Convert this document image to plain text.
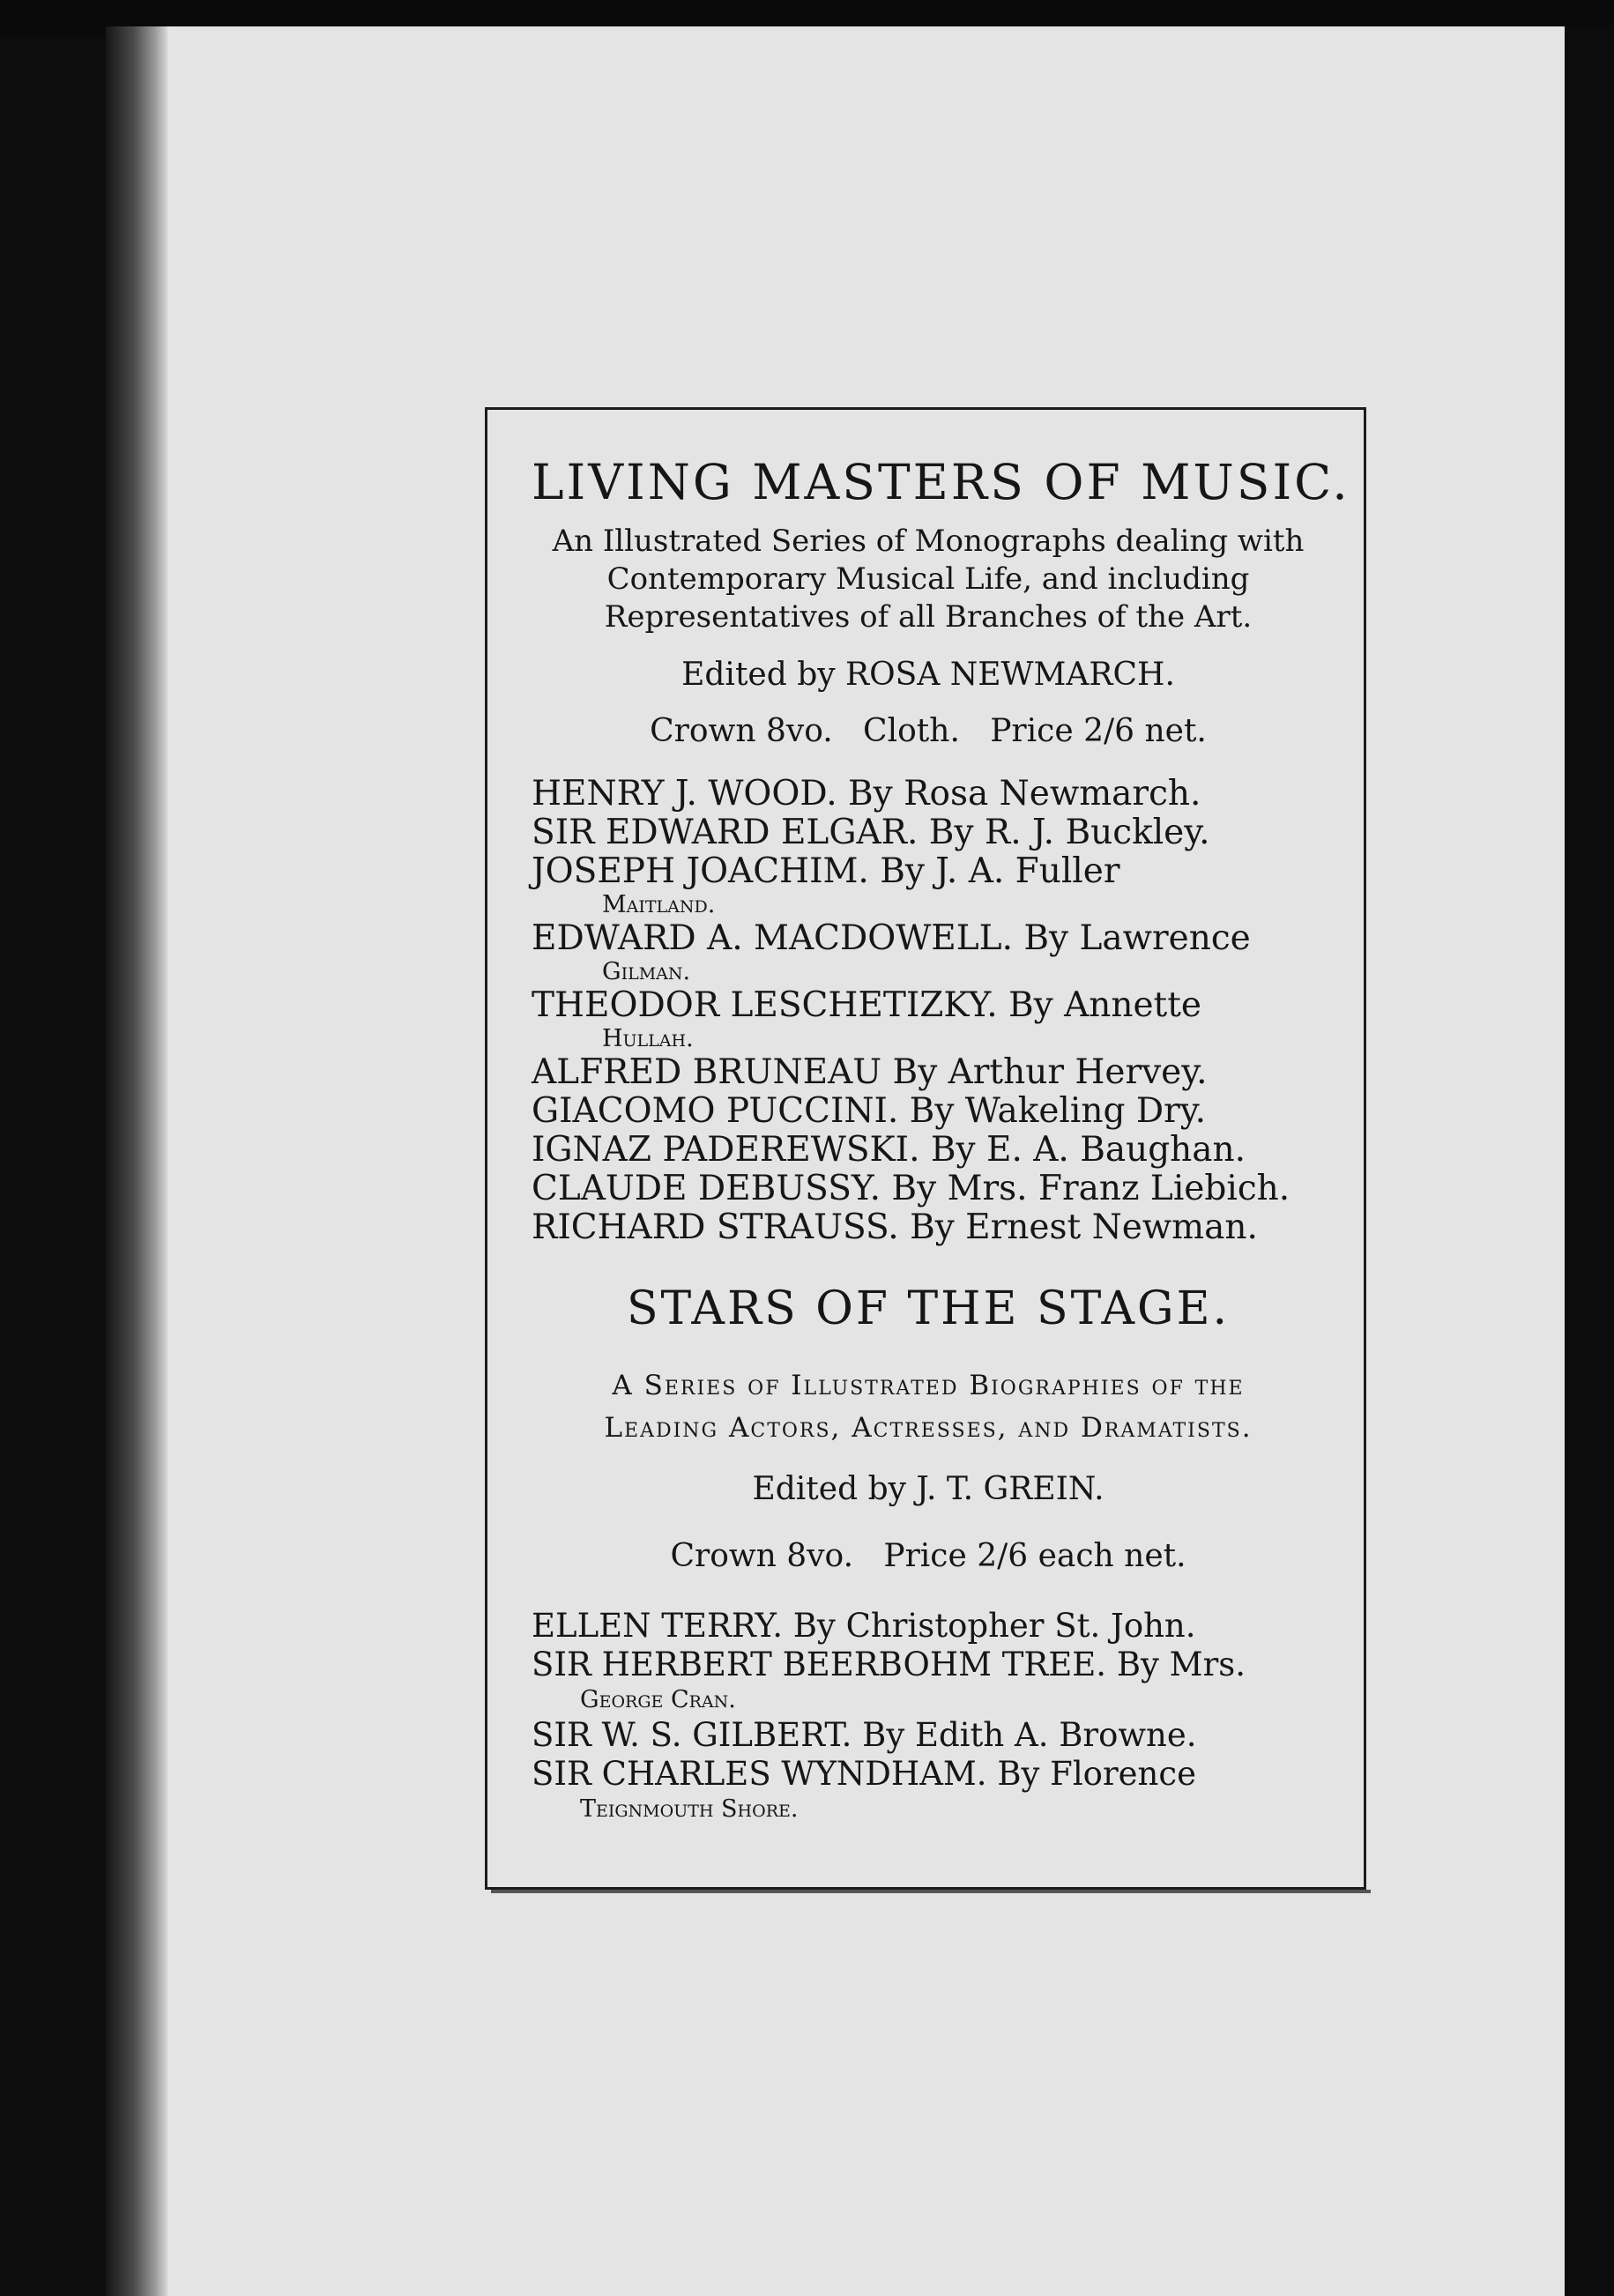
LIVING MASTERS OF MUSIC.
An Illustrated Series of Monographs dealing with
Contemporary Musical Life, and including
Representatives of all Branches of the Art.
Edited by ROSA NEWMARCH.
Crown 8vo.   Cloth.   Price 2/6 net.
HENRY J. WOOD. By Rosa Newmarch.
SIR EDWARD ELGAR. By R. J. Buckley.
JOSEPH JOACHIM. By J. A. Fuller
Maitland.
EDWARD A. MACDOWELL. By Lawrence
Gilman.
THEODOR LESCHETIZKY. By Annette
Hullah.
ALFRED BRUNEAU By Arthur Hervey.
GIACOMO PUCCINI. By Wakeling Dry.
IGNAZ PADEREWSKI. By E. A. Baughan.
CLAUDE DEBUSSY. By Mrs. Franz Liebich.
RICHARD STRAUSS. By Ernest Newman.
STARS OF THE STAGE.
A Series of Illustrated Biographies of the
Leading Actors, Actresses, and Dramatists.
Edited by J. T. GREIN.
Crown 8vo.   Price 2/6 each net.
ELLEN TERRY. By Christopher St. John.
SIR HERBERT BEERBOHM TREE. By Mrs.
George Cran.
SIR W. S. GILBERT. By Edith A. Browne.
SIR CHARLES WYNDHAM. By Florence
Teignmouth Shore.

* * *

▸ **PROBLEM TO SOLVE**: Gather and return every line that holds the string "EDWARD".

▸ **COMPLETE ANSWER**:
SIR EDWARD ELGAR. By R. J. Buckley.
EDWARD A. MACDOWELL. By Lawrence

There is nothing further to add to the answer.